Nelle prese di posizione di alcuni atenei, da Torino a Pisa, dalla Bicocca di Milano alla Sapienza di Roma, vede un corpo docente cedevole nei confronti degli studenti o troppo partigiano nell’interpretazione della crisi mediorientale?
«Vedo atteggiamenti diversi. Giovanna Iannantuoni, rettrice della Bicocca, e Antonella Polimeni, rettrice della Sapienza, hanno adottato comportamenti di grande rigore».
A Torino, all’inizio, l’unica a opporsi al boicottaggio è stata la preside di Matematica.
«La professoressa Susanna Terracini».
Invece Francesco Ramella, preside di Scienze politiche, ha respinto l’accusa di arrendevolezza agli studenti precisando che il confronto con loro è utile, dimenticando però di dire qual è stato l’esito di quel confronto.
«Perché non c’è stato confronto, ma un’imposizione».
Sul Corriere della Sera Angelo Panebianco
, che in passato ha subito forti contestazioni da parte di gruppi studenteschi, ha messo in guardia dal pericolo che le nostre università siano guidate da dei Don Abbondio.
«La maggior parte delle università si è comportata seriamente. Coloro che hanno temuto di scontentare gli studenti hanno tradito il proprio ruolo professionale. Angelo Panebianco è uno studioso di particolare autorevolezza».
Altri sottolineano che già a fine ottobre un appello che parlava di genocidio del popolo palestinese ha raccolto 4000 firme di docenti.
«Purtroppo non è un abuso anche se non è ancora una verità. Un cospicuo numero di giuristi inglesi sostiene pubblicamente in questi giorni che si tratti di genocidio. Anche il Tribunale internazionale dell’Aia sta riflettendo sul caso. È un abbattimento di massa di persone, case, scuole, ospedali. Con errori gravi che hanno colpito innocenti e migliaia di bambini. La situazione è insostenibile. Anche il ministro della Difesa israeliano, Yoav Gallant, ha chiesto nuove elezioni e il presidente americano, Joe Biden, ha chiesto di ripristinare gli aiuti umanitari a Gaza».
Boicottando le collaborazioni con le università si penalizza il governo Netanyahu o si danneggiano gli israeliani?
«Si danneggiano le università, quindi i cittadini. Si danneggiano gli israeliani coetanei dei manifestanti italiani».
Come considerare il fatto che nelle nostre università ci sono dipartimenti e studiosi che collaborano con colleghi della Cina, della Russia, della Corea del Nord e dell’Iran?

▶ [Cosa fare]
**1)** Nell'elenco che segue il testo, sostituisci "legend-label" con "voce-legenda" in ogni riga e lascia invariato tutto il resto. Non riportare le immagini.
**2)** Continua il testo sulle università e il boicottaggio degli atenei israeliani a partire dall'ultima frase.

▶ [Dati grezzi]
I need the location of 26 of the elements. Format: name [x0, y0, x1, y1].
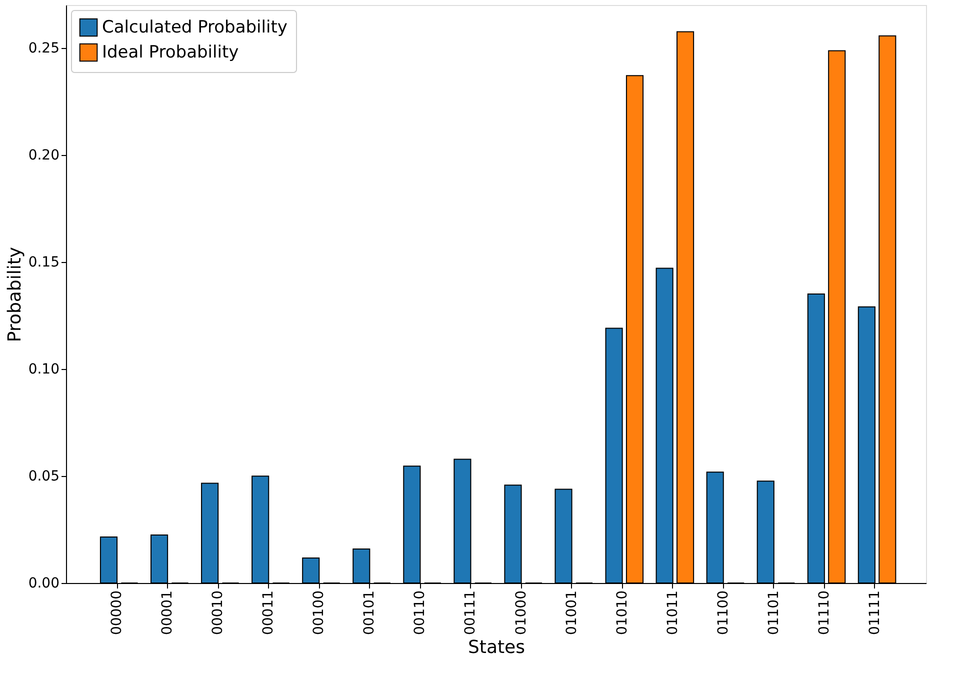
y-tick-label: 0.20: [28, 147, 60, 164]
x-tick-label: 01000: [513, 590, 530, 636]
y-tick-label: 0.05: [28, 468, 60, 484]
x-tick-label: 01011: [664, 590, 681, 636]
x-tick-label: 00100: [311, 590, 328, 636]
x-axis-title: States: [468, 637, 526, 658]
x-tick-label: 01101: [766, 590, 782, 636]
legend-label: Ideal Probability: [102, 42, 239, 62]
x-tick-label: 00101: [362, 590, 378, 636]
x-tick-label: 01111: [866, 590, 883, 636]
x-tick-label: 00110: [412, 590, 428, 636]
y-tick-label: 0.10: [28, 361, 60, 378]
x-tick-label: 00010: [210, 590, 226, 636]
x-tick-label: 00001: [160, 590, 176, 636]
x-tick-label: 00111: [462, 590, 479, 636]
x-tick-label: 00011: [260, 590, 277, 636]
x-tick-label: 01001: [564, 590, 580, 636]
y-tick-label: 0.25: [28, 40, 60, 56]
y-tick-label: 0.00: [28, 576, 60, 592]
y-tick-label: 0.15: [28, 254, 60, 270]
x-tick-label: 01100: [715, 590, 732, 636]
x-tick-label: 00000: [109, 590, 126, 636]
x-tick-label: 01110: [816, 590, 832, 636]
legend-label: Calculated Probability: [102, 18, 288, 38]
x-tick-label: 01010: [614, 590, 630, 636]
y-axis-title: Probability: [4, 246, 26, 342]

▶ [Risposte]
**1)**
I need the location of 26 of the elements. Format: name [x0, y0, x1, y1].
y-tick-label: 0.20: [28, 147, 60, 164]
x-tick-label: 01000: [513, 590, 530, 636]
y-tick-label: 0.05: [28, 468, 60, 484]
x-tick-label: 01011: [664, 590, 681, 636]
x-tick-label: 00100: [311, 590, 328, 636]
x-axis-title: States: [468, 637, 526, 658]
x-tick-label: 01101: [766, 590, 782, 636]
voce-legenda: Ideal Probability: [102, 42, 239, 62]
x-tick-label: 00101: [362, 590, 378, 636]
x-tick-label: 01111: [866, 590, 883, 636]
x-tick-label: 00110: [412, 590, 428, 636]
y-tick-label: 0.10: [28, 361, 60, 378]
x-tick-label: 00010: [210, 590, 226, 636]
x-tick-label: 00001: [160, 590, 176, 636]
x-tick-label: 00111: [462, 590, 479, 636]
x-tick-label: 00011: [260, 590, 277, 636]
x-tick-label: 01001: [564, 590, 580, 636]
y-tick-label: 0.25: [28, 40, 60, 56]
y-tick-label: 0.00: [28, 576, 60, 592]
y-tick-label: 0.15: [28, 254, 60, 270]
x-tick-label: 01100: [715, 590, 732, 636]
x-tick-label: 00000: [109, 590, 126, 636]
x-tick-label: 01110: [816, 590, 832, 636]
voce-legenda: Calculated Probability: [102, 18, 288, 38]
x-tick-label: 01010: [614, 590, 630, 636]
y-axis-title: Probability: [4, 246, 26, 342]

**2)**
«Se dovessimo adottare il criterio della mozione approvata a Torino dovremmo interrompere le collaborazioni con un terzo del mondo».
Questi spazi di confronto in nome dell’indipendenza della scienza possono favorire forme di diplomazia anche in altri campi?
«Assolutamente sì. Parlare con l’avversario è indispensabile per  il progresso civile. Non farlo o impedire di farlo è una forma di primitivismo politico. Come quella che abbiamo visto quando furono vietate le lezioni di Paolo Nori su Fëdor Dostoevskij alla Bicocca di Milano».
La causa del clima attuale è l’antisemitismo, l’orientamento filopalestinese della sinistra radicale o la contestazione della politica estera del governo?
«Soprattutto c’è la distruzione di una parte del popolo palestinese, contestata persino da Biden. Allo stesso modo, un fatto che stupisce è che dopo il 7 ottobre non si sono tenute manifestazioni significative a favore di Israele. Le donne sono state rapite, violentate, fatte oggetto di una serie di abusi inaccettabili. Com’è avvenuto anche per i prigionieri. Ci si aspettava una reazione che non c’è stata».
Alla Giornata della donna indetta da Non una di meno, l’una di meno, letteralmente, è stata una donna respinta perché voleva che il corteo ricordasse anche le donne uccise e violentate dai terroristi di Hamas?
«Non conosco l’episodio specifico, ma se è avvenuto è la riprova che si parte dall’essere filo palestinesi e si arriva a essere anti ebraici».
Come definirebbe l’impedimento a parlare nelle università ai giornalisti David Parenzo di La7 e Maurizio Molinari, direttore di Repubblica?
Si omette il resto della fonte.